▶ _Document_
>>>

1 files changed, 58 insertions, 55 deletions

diff --git a/numpy/fft/fftpack.py b/numpy/fft/fftpack.py
index 12c207cb0..0af1cdc79 100644
--- a/numpy/fft/fftpack.py
+++ b/numpy/fft/fftpack.py
@@ -109,23 +109,26 @@ def fft(a, n=None, axis=-1):
 
 def ifft(a, n=None, axis=-1):
     """
-    Compute the one-dimensonal inverse fft on a given axis.
+    Compute the one-dimensonal inverse fft along an axis.
 
-    Return the n point inverse discrete Fourier transform of a.  n
-    defaults to the length of a. If n is larger than the length of a,
-    then a will be zero-padded to make up the difference. If n is
-    smaller than the length of a, then a will be truncated to reduce
-    its size.
+    Return the `n` point inverse discrete Fourier transform of `a`.  The length
+    `n` defaults to the length of `a`. If `n` is larger than the length of `a`,
+    then `a` will be zero-padded to make up the difference. If `n` is smaller
+    than the length of `a`, then `a` will be truncated to reduce its size.
 
     Parameters
     ----------
 
-    a : array
-        input array
-    n : int
-        length of the fft
-    axis : int
-        axis over which to compute the inverse fft
+    a : array_like
+        Input array.
+    n : int, optional
+        Length of the fft.
+    axis : int, optional
+        Axis over which to compute the inverse fft.
+
+    See Also
+    --------
+    fft
 
     Notes
     -----
@@ -135,10 +138,10 @@ def ifft(a, n=None, axis=-1):
     This is the inverse of fft: ifft(fft(a)) == a within numerical
     accuracy.

<<<

▶ _Information supplied_

>>>

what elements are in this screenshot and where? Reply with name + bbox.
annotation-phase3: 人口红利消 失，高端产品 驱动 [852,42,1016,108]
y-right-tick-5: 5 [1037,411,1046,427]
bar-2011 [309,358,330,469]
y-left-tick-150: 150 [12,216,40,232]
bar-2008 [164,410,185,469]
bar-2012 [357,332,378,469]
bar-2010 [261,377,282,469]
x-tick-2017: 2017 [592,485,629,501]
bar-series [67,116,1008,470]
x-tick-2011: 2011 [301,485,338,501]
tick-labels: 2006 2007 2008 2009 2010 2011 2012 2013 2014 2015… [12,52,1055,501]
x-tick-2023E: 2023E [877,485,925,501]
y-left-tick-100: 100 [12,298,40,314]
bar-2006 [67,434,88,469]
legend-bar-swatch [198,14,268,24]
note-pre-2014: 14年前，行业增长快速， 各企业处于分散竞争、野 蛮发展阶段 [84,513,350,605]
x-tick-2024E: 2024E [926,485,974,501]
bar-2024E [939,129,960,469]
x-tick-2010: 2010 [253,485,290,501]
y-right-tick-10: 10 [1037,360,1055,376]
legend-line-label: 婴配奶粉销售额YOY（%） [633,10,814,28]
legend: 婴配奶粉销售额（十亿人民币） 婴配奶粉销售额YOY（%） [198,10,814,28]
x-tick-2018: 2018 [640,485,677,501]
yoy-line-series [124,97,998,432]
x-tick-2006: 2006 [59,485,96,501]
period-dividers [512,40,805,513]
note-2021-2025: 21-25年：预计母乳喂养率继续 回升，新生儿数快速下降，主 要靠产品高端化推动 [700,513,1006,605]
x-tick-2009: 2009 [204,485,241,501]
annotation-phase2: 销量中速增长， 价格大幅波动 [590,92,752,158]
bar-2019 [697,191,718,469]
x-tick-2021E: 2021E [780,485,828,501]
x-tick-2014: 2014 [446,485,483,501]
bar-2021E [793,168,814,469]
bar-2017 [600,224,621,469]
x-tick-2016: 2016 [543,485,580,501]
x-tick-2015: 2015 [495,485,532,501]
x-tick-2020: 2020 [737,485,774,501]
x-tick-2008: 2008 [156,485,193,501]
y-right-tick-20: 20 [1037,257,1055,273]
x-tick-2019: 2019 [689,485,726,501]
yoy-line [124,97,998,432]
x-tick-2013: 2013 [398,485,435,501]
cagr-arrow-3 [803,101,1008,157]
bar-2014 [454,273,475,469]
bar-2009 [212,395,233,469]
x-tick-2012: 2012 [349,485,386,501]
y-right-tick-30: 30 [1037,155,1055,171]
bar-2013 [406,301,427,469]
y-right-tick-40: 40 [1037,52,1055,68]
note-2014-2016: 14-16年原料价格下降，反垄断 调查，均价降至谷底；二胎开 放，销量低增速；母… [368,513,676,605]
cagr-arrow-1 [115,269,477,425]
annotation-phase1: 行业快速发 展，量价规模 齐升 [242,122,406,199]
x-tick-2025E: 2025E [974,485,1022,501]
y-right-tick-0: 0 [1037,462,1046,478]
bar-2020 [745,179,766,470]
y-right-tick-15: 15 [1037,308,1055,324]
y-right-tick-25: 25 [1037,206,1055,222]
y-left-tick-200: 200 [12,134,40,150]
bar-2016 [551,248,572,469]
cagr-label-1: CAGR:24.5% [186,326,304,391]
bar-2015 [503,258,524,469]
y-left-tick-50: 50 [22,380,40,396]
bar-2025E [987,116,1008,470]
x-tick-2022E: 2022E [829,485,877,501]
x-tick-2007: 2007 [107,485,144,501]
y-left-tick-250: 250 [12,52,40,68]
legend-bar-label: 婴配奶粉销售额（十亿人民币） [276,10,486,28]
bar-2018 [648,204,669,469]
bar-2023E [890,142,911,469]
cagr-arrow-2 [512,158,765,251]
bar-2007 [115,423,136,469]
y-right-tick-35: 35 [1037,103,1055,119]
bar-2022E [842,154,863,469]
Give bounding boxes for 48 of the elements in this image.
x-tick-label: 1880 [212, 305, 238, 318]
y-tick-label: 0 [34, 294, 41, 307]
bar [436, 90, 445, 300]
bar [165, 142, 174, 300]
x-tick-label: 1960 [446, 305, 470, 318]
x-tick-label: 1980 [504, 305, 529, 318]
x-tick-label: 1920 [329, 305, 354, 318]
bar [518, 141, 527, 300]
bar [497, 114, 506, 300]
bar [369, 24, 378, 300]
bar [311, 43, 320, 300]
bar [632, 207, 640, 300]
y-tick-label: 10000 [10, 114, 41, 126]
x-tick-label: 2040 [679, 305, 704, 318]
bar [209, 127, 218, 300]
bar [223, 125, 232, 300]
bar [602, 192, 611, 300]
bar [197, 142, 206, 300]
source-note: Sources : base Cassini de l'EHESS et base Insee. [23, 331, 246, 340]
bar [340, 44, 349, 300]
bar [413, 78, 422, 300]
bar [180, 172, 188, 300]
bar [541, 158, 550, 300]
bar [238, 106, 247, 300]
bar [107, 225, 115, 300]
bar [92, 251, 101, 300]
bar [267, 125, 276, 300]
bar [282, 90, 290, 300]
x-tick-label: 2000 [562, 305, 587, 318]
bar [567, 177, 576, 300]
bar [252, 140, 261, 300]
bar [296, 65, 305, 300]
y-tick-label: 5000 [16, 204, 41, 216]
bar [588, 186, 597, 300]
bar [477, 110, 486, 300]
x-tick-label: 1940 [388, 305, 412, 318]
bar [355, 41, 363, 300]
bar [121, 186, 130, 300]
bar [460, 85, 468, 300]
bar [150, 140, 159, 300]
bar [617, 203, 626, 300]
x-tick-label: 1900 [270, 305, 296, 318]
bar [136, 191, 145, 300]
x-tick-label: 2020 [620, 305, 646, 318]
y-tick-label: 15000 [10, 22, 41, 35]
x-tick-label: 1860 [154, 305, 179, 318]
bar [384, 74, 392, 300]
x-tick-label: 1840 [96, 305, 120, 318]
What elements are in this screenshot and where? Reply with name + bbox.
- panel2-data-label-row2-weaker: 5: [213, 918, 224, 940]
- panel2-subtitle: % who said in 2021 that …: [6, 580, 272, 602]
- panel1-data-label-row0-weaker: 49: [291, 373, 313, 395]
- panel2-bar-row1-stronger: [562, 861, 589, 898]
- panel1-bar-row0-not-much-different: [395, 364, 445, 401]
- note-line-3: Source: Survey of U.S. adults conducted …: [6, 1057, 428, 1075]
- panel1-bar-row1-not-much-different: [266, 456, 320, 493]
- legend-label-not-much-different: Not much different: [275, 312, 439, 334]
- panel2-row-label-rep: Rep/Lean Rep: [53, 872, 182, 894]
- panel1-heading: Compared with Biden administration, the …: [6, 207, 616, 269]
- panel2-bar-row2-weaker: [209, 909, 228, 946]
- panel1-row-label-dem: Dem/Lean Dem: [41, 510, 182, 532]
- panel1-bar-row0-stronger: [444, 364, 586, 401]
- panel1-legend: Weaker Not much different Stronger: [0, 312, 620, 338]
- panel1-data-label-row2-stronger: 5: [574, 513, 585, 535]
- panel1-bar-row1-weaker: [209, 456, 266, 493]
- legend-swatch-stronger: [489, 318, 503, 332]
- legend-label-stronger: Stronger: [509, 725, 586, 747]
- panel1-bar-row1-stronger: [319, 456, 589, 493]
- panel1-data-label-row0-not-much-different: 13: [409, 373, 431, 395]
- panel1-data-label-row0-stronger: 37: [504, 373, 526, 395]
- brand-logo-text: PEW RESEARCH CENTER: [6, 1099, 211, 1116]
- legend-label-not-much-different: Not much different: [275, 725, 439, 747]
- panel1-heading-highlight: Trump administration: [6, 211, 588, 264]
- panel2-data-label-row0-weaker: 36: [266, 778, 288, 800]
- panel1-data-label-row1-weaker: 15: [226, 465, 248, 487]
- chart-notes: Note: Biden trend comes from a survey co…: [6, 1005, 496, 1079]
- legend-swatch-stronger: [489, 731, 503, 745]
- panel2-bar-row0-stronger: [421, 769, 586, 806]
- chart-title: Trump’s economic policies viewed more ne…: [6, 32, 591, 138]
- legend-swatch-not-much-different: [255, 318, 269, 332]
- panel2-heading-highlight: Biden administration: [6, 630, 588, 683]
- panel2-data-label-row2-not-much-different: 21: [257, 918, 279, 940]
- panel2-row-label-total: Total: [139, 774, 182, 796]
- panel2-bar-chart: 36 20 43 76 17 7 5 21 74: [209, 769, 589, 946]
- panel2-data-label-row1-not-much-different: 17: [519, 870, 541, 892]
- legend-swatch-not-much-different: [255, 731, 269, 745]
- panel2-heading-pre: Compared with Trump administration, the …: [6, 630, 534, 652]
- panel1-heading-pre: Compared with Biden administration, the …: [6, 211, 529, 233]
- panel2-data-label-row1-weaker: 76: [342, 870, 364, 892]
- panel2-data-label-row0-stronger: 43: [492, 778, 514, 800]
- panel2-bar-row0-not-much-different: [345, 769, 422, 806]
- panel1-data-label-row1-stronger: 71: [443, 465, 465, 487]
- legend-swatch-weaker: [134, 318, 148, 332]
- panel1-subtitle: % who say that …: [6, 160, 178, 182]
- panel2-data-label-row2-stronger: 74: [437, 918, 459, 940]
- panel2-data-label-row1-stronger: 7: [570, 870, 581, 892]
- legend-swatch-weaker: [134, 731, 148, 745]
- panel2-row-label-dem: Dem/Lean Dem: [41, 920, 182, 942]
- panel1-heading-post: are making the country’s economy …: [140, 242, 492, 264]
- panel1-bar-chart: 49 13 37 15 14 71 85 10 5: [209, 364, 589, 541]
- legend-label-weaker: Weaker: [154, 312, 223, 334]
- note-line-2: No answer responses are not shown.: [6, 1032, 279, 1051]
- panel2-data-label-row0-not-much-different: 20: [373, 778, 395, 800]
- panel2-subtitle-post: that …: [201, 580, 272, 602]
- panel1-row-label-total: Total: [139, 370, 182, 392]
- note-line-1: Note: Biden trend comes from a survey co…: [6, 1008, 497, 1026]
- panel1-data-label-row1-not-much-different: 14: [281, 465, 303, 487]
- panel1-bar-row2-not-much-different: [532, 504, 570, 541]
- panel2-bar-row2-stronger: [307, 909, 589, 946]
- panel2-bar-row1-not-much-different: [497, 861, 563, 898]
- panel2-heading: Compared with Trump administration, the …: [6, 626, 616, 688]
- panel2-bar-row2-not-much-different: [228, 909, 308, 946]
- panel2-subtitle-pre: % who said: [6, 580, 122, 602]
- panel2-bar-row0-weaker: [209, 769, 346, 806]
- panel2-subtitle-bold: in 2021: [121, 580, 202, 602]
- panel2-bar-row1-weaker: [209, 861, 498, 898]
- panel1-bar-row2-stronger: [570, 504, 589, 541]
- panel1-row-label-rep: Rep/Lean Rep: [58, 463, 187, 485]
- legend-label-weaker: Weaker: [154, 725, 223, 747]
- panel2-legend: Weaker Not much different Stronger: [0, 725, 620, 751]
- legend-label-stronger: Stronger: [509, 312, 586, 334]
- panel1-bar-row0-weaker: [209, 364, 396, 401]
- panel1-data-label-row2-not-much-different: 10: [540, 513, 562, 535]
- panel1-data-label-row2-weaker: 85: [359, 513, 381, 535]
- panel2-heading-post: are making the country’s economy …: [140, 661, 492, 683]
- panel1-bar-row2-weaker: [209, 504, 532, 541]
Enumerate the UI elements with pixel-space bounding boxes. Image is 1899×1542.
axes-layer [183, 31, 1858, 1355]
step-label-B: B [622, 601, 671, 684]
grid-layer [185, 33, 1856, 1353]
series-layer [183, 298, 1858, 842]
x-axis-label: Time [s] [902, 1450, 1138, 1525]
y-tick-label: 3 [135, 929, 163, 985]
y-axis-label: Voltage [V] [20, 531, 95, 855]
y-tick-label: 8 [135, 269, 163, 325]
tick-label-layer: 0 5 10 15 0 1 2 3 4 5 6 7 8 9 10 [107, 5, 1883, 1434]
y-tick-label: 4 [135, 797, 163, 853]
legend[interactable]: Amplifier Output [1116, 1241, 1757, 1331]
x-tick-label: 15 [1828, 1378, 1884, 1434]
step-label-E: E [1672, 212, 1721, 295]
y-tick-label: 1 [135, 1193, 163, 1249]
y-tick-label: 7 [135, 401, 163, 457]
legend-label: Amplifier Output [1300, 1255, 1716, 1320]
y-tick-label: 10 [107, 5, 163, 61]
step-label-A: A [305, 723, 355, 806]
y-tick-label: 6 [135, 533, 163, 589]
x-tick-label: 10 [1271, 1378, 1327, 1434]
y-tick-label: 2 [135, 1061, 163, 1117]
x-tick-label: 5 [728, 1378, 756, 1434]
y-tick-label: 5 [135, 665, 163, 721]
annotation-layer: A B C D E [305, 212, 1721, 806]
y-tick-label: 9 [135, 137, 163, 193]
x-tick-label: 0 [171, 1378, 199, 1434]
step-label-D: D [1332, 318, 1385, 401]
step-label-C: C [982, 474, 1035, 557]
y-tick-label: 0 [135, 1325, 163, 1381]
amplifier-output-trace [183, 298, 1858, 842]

<<<

▶ _Task requirements_
Extract the passage of the diff starting with "diff --git a/numpy/fft/fftpack.py" and going on through "along an axis.". The data comes from a different source than the diff.

▶ _Full solution_
diff --git a/numpy/fft/fftpack.py b/numpy/fft/fftpack.py
index 12c207cb0..0af1cdc79 100644
--- a/numpy/fft/fftpack.py
+++ b/numpy/fft/fftpack.py
@@ -109,23 +109,26 @@ def fft(a, n=None, axis=-1):
 
 def ifft(a, n=None, axis=-1):
     """
-    Compute the one-dimensonal inverse fft on a given axis.
+    Compute the one-dimensonal inverse fft along an axis.